- Text shown:

__________________________________________________

Ad giant added memory to servers, restarted, watched things get worse ... is on top of things again now

A 14-hour Google cloud platform outage that we missed in the shadow of last week's G Suite outage was caused by a failure to scale, an internal investigation has shown.

The outage, which occurred on 26 March, brought down Google's cloud services in multiple regions, including Dataflow, Big Query, DialogFlow, Kubernetes Engine, Cloud Firestore, App Engine, and Cloud Console. The systems were affected for a total of 14 hours.

The outage was caused by a lack of memory in the company's cache servers, according to an internal investigation by the company published today. "The trigger of the incident was a bulk update of group memberships that expanded to an unexpectedly high number of modified permissions, which generated a large backlog of queued mutations to be applied in real-time," the investigation said.

"The processing of the backlog was degraded by a latent issue with the cache servers, which led to them running out of memory; this in turn resulted in requests to IAM timing out. The problem was temporarily exacerbated in various regions by emergency rollouts performed to mitigate the high memory usage."

__________________________________________________

- Record excerpts:
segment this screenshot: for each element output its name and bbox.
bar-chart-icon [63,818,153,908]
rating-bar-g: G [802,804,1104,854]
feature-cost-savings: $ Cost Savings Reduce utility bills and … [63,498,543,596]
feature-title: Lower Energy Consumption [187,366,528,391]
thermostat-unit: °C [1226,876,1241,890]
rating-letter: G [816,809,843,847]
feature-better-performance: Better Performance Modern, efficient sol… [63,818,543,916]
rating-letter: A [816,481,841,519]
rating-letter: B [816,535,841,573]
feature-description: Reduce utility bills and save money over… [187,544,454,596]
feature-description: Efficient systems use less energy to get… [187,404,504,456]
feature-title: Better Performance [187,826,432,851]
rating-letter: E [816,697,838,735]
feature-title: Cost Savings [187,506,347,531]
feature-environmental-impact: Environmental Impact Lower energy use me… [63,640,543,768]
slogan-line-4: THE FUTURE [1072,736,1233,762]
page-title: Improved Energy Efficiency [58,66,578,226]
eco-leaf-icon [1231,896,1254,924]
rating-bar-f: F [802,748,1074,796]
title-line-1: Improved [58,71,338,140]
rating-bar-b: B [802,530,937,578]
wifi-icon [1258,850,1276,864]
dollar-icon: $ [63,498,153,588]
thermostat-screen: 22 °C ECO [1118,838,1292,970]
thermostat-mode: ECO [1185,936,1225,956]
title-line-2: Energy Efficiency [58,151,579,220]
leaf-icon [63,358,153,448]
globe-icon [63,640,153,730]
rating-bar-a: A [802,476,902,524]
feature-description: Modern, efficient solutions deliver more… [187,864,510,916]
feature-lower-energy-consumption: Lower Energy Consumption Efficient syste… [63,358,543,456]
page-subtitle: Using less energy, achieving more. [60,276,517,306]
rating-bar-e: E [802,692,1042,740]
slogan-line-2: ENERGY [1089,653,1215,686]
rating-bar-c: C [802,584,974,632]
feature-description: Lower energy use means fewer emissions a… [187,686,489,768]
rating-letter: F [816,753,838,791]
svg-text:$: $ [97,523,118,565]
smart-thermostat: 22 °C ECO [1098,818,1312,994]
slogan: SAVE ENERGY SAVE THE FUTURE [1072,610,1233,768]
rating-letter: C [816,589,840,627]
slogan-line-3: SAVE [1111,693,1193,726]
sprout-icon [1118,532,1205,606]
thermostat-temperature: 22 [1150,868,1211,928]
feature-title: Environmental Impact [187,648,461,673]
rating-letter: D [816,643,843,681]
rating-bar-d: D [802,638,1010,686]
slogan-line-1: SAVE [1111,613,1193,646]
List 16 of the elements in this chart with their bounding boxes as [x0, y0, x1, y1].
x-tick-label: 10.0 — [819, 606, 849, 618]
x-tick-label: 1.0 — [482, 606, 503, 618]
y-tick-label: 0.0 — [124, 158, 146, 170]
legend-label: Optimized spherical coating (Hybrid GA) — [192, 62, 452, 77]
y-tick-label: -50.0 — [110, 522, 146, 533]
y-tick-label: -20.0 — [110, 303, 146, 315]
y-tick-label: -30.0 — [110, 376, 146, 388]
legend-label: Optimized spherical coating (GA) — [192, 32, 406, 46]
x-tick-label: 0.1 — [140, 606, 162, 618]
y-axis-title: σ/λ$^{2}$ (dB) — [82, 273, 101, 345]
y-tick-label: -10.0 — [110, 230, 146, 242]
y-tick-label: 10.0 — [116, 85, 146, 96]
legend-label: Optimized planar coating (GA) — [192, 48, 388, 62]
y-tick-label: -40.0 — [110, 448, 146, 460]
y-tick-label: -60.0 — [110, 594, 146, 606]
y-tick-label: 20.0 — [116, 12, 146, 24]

__________________________________________________

- Exercise brief: Continue the text on the Google cloud outage, starting after its final sentence. The listing plays no part in the work here.

- Reply:
Google resolved the issue by installing more memory into the cache servers and restarting them. But by this point, a heap of stale data had built up, which led to further issues which system engineers had to battle with for several more hours. The systems were back up and operating at 05:55AM UTC the following morning.

In response to the issues, Google said that it is "ensuring that the cache servers can handle bulk updates of the kind which triggered this incident" and that "efforts are underway to optimize the memory usage and protections on the cache servers, and allow emergency configuration changes without requiring restarts."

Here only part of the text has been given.